━━ TASK INPUTS
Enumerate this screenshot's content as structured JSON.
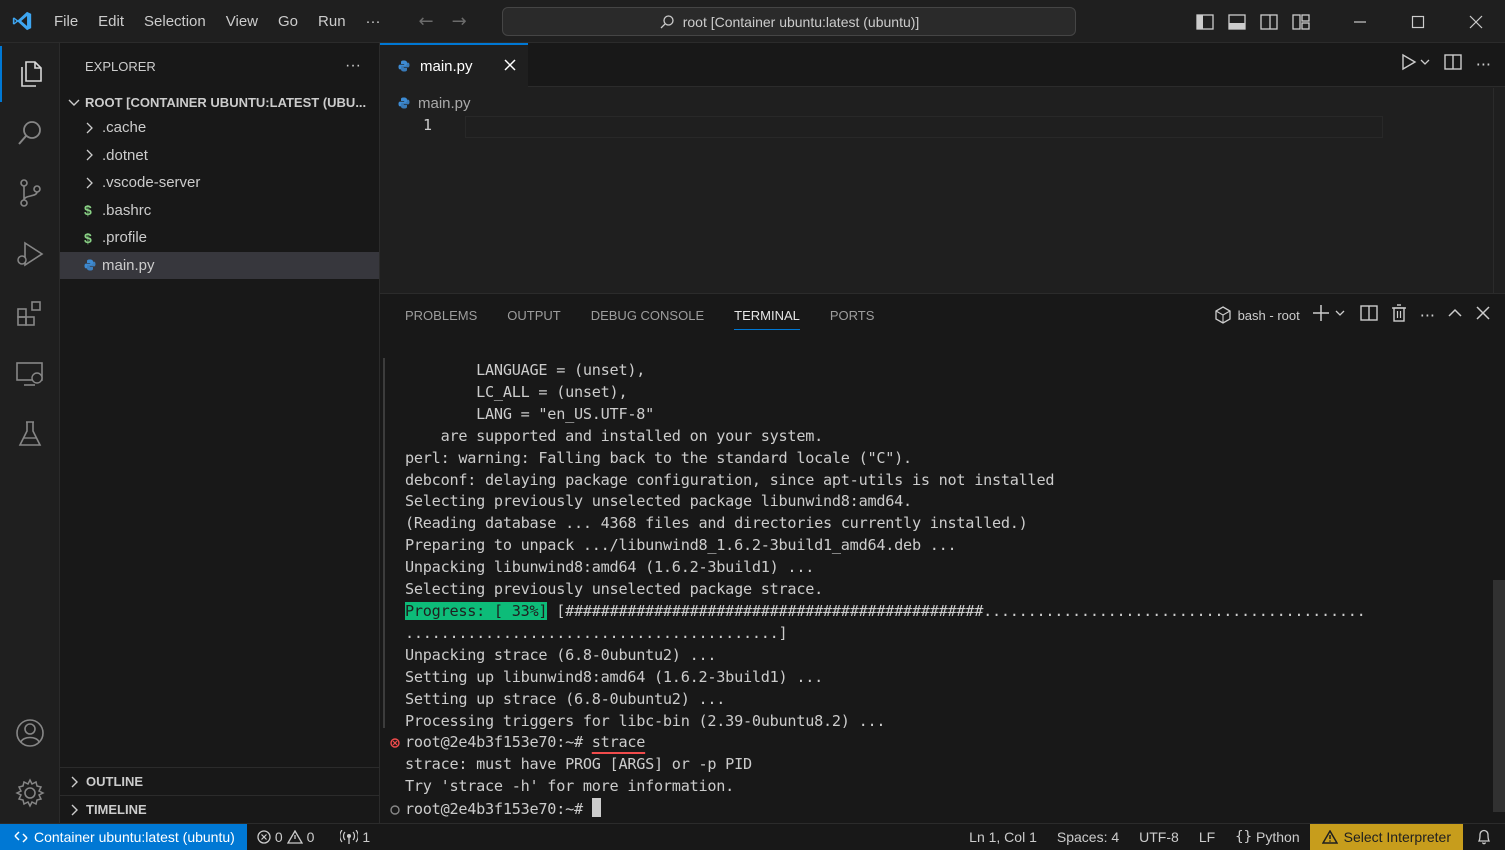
{
  "menu": [
    "File",
    "Edit",
    "Selection",
    "View",
    "Go",
    "Run",
    "···"
  ],
  "command_center": "root [Container ubuntu:latest (ubuntu)]",
  "explorer": {
    "header": "EXPLORER",
    "more": "···",
    "root": "ROOT [CONTAINER UBUNTU:LATEST (UBU...",
    "items": [
      {
        "label": ".cache",
        "kind": "folder"
      },
      {
        "label": ".dotnet",
        "kind": "folder"
      },
      {
        "label": ".vscode-server",
        "kind": "folder"
      },
      {
        "label": ".bashrc",
        "kind": "shell"
      },
      {
        "label": ".profile",
        "kind": "shell"
      },
      {
        "label": "main.py",
        "kind": "python"
      }
    ],
    "outline": "OUTLINE",
    "timeline": "TIMELINE"
  },
  "editor": {
    "tab": "main.py",
    "breadcrumb": "main.py",
    "line_number": "1"
  },
  "panel": {
    "tabs": [
      "PROBLEMS",
      "OUTPUT",
      "DEBUG CONSOLE",
      "TERMINAL",
      "PORTS"
    ],
    "active_tab": "TERMINAL",
    "terminal_name": "bash - root",
    "more": "···",
    "lines": {
      "l1": "        LANGUAGE = (unset),",
      "l2": "        LC_ALL = (unset),",
      "l3": "        LANG = \"en_US.UTF-8\"",
      "l4": "    are supported and installed on your system.",
      "l5": "perl: warning: Falling back to the standard locale (\"C\").",
      "l6": "debconf: delaying package configuration, since apt-utils is not installed",
      "l7": "Selecting previously unselected package libunwind8:amd64.",
      "l8": "(Reading database ... 4368 files and directories currently installed.)",
      "l9": "Preparing to unpack .../libunwind8_1.6.2-3build1_amd64.deb ...",
      "l10": "Unpacking libunwind8:amd64 (1.6.2-3build1) ...",
      "l11": "Selecting previously unselected package strace.",
      "progress_label": "Progress: [ 33%]",
      "progress_bar": " [###############################################...........................................",
      "progress_bar2": "..........................................]",
      "l14": "Unpacking strace (6.8-0ubuntu2) ...",
      "l15": "Setting up libunwind8:amd64 (1.6.2-3build1) ...",
      "l16": "Setting up strace (6.8-0ubuntu2) ...",
      "l17": "Processing triggers for libc-bin (2.39-0ubuntu8.2) ...",
      "prompt1": "root@2e4b3f153e70:~# ",
      "cmd1": "strace",
      "l19": "strace: must have PROG [ARGS] or -p PID",
      "l20": "Try 'strace -h' for more information.",
      "prompt2": "root@2e4b3f153e70:~# "
    }
  },
  "status": {
    "remote": "Container ubuntu:latest (ubuntu)",
    "errors": "0",
    "warnings": "0",
    "ports": "1",
    "position": "Ln 1, Col 1",
    "spaces": "Spaces: 4",
    "encoding": "UTF-8",
    "eol": "LF",
    "language": "Python",
    "interpreter": "Select Interpreter"
  },
  "colors": {
    "accent": "#0078d4",
    "progress": "#0dbc79",
    "warning_bg": "#c79d1c",
    "error": "#f14c4c"
  }
}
━━━━
▸ **GIVEN REQUEST**:
Which lines include "strace"? Copy each of them out.

▸ **RESULT BELOW**:
      "l11": "Selecting previously unselected package strace.",
      "l14": "Unpacking strace (6.8-0ubuntu2) ...",
      "l16": "Setting up strace (6.8-0ubuntu2) ...",
      "cmd1": "strace",
      "l19": "strace: must have PROG [ARGS] or -p PID",
      "l20": "Try 'strace -h' for more information.",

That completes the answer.